GIVEN REQUEST: Extract the full set of records, then give each one again exactly.

DATA SECTION:
<<<<
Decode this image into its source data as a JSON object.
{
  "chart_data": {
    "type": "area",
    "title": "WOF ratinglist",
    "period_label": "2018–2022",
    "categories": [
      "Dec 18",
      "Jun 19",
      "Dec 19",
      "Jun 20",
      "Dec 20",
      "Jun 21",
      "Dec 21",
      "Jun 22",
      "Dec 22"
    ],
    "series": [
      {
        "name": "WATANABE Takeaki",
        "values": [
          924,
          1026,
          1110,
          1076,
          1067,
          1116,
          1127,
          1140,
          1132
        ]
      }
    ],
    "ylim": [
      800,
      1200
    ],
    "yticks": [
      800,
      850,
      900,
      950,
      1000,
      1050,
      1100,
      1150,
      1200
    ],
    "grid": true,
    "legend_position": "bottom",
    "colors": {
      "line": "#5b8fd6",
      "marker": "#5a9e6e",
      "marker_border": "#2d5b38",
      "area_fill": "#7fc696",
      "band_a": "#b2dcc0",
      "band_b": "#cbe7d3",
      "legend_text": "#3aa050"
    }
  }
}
>>>>
REPLY:
Decode this image into its source data as a JSON object.
{
  "chart_data": {
    "type": "area",
    "title": "WOF ratinglist",
    "period_label": "2018–2022",
    "categories": [
      "Dec 18",
      "Jun 19",
      "Dec 19",
      "Jun 20",
      "Dec 20",
      "Jun 21",
      "Dec 21",
      "Jun 22",
      "Dec 22"
    ],
    "series": [
      {
        "name": "WATANABE Takeaki",
        "values": [
          924,
          1026,
          1110,
          1076,
          1067,
          1116,
          1127,
          1140,
          1132
        ]
      }
    ],
    "ylim": [
      800,
      1200
    ],
    "yticks": [
      800,
      850,
      900,
      950,
      1000,
      1050,
      1100,
      1150,
      1200
    ],
    "grid": true,
    "legend_position": "bottom",
    "colors": {
      "line": "#5b8fd6",
      "marker": "#5a9e6e",
      "marker_border": "#2d5b38",
      "area_fill": "#7fc696",
      "band_a": "#b2dcc0",
      "band_b": "#cbe7d3",
      "legend_text": "#3aa050"
    }
  }
}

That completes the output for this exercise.